| PAGE |
>> BEGIN

Mark Hall on Data Mining & Weka: 2015

Continuing the interoperability in Weka that was started with R integration a few years ago, we now have integration with Python. Whilst Weka has had the ability to do Python scripting via Jython for quite some time, the latest effort adds CPython integration in the form of a "wekaPython" package that can be installed via Weka's package manager. This opens the door to all the highly optimised scientific libraries in Python - such as numpy, scipy, pandas and scikit-learn - that have components written in C or Fortran. Scikit-learn is a relatively new machine learning library that is increasing in popularity very rapidly (see the latest KDNuggets software poll).

Like the R integration in Weka, the CPython support allows for general scripting via a Knowledge Flow Python scripting step. This allows arbitrary scripts to be executed and one or more variables to be extracted from the Python runtime. Weka instances are transferred into Python as pandas data frames, and pandas data frames can be extracted from Python and converted back into instances. Furthermore, arbitrary variables can be extracted in textual form, and matlibplot graphics can be extracted as PNG images.

The package also provides a wrapper classifier and wrapper clusterer for the supervised and unsupervised learning algorithms implemented in scikit-learn. This allows the scikit-learn algorithms to be used and evaluated within Weka's framework, just like the MLRClassifier from the RPlugin package allows ML algorithms from R to be used. With both RPlugin and wekaPython installed it is quite cool to run comparisons between implementations in the different frameworks - e.g. here is a quick comparison on some UCI datasets (using Weka's Experiment environment to run a 10x10 fold cross-validation) between random forest implementations in Weka, R and scikit-learn. All default settings were used except for the number of trees, which was set to 500 for each implementation. Since scikit-learn only handles numeric input variables, both Weka's random forest and the MLRClassifier running R random forest were wrapped in the FilteredClassifier to apply unsupervised nominal to binary encoding (one hot encoding) so that all three implementations received the same input:

weka.classifiers.sklearn.ScikitLearnClassifier

This classifier wraps the majority of the supervised learning algorithms in scikit-learn. The wrapper supports retrieving the underlying model from python (as a pickled string) so that the ScikitLearnClassifier can be serialised and used for prediction at a later date.

weka.clusterers.ScikitLearnClusterer

This clusterer wraps clustering algorithms in scikit-learn. It basically functions in exactly the same way as the ScikitLearnClassifier, which allows it to be used in any Weka UI or from Weka's command line interface.

Under the hood

The underlying integration works via a micro-server written in python that is launched by Weka automatically. Communication is done over plain sockets and messages are stored in JSON structures. Datasets are transmitted as plain CSV and image data as base64 encoded PNG.

>> END

Write out the Weka Python integration post word for word from "Mark Hall on" to "KDNuggets software poll).".

| LISTING |
>> BEGIN

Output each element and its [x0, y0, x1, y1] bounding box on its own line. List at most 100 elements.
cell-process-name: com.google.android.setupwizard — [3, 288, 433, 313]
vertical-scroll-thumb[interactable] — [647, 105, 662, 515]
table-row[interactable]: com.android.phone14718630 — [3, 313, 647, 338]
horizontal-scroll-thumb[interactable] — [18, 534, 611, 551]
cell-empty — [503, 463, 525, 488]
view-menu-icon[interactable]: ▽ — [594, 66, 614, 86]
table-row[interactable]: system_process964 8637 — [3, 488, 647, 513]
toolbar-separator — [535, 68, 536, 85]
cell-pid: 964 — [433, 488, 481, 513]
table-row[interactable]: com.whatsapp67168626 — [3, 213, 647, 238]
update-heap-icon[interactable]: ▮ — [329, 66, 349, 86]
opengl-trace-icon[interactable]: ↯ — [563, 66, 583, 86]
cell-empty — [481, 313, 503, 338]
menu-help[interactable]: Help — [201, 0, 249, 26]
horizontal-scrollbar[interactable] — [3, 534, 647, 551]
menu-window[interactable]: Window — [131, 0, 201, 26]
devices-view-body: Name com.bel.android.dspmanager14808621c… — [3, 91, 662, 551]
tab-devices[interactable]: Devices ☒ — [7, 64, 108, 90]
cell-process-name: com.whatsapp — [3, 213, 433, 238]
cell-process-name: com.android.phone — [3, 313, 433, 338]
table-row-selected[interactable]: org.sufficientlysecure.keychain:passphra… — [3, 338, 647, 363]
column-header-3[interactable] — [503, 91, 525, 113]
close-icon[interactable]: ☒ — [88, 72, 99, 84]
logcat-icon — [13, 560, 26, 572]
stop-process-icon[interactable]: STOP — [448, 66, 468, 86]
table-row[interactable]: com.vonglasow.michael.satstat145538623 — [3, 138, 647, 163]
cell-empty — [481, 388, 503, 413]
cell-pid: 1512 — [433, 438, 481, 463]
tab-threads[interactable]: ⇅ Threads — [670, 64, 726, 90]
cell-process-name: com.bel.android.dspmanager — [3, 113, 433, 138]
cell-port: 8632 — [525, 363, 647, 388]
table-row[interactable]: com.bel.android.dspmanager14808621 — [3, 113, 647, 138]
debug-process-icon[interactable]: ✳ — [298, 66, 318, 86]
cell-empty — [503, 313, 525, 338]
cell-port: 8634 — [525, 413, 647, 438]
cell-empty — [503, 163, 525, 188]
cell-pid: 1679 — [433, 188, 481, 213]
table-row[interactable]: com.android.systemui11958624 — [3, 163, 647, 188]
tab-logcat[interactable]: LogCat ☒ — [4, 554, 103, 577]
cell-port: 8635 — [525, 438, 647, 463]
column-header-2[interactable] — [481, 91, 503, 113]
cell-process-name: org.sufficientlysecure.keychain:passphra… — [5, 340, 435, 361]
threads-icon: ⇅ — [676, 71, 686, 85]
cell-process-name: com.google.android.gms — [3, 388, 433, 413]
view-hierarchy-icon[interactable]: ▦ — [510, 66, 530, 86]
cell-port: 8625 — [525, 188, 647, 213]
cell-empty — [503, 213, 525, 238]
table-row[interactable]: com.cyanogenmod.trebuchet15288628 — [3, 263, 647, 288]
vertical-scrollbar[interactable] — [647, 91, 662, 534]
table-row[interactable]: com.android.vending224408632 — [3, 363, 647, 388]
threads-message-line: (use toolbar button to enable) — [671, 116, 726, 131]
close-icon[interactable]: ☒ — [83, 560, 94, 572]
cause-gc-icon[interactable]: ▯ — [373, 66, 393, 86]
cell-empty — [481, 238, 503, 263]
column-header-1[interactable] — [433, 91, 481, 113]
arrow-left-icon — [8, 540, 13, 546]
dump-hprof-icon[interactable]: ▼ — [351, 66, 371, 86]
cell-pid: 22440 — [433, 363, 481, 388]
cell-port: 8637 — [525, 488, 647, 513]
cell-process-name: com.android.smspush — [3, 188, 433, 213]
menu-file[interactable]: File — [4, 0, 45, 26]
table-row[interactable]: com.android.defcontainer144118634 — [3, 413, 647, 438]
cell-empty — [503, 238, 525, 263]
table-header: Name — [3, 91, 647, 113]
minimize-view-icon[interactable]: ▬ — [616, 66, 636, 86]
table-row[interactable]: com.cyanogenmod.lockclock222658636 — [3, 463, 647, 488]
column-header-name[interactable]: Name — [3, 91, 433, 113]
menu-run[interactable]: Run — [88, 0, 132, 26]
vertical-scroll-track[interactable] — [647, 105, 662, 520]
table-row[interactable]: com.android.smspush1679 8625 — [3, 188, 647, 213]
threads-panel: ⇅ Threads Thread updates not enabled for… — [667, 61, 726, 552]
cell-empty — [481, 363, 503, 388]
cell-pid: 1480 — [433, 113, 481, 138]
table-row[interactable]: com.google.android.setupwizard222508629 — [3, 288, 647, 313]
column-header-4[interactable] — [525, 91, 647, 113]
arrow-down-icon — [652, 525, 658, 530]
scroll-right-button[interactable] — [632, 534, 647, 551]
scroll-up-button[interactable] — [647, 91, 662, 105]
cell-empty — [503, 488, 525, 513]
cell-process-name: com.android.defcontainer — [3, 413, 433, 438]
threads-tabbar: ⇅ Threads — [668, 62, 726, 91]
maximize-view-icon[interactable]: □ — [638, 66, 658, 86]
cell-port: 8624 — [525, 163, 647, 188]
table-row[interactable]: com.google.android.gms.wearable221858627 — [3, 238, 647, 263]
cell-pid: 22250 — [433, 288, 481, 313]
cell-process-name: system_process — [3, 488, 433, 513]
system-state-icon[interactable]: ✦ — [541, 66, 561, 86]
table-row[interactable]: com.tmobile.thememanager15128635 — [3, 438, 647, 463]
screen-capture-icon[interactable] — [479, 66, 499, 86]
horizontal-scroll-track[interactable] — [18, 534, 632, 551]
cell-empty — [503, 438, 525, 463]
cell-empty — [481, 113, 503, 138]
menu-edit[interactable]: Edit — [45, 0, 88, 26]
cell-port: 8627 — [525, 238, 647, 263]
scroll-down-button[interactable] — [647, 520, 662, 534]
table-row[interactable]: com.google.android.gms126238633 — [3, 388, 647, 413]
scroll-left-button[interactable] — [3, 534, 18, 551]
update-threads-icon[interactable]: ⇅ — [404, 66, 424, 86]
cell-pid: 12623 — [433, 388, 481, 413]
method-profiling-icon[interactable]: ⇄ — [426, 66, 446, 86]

>> END

| THE ANSWER |
Mark Hall on Data Mining & Weka: 2015

Continuing the interoperability in Weka that was started with R integration a few years ago, we now have integration with Python. Whilst Weka has had the ability to do Python scripting via Jython for quite some time, the latest effort adds CPython integration in the form of a "wekaPython" package that can be installed via Weka's package manager. This opens the door to all the highly optimised scientific libraries in Python - such as numpy, scipy, pandas and scikit-learn - that have components written in C or Fortran. Scikit-learn is a relatively new machine learning library that is increasing in popularity very rapidly (see the latest KDNuggets software poll).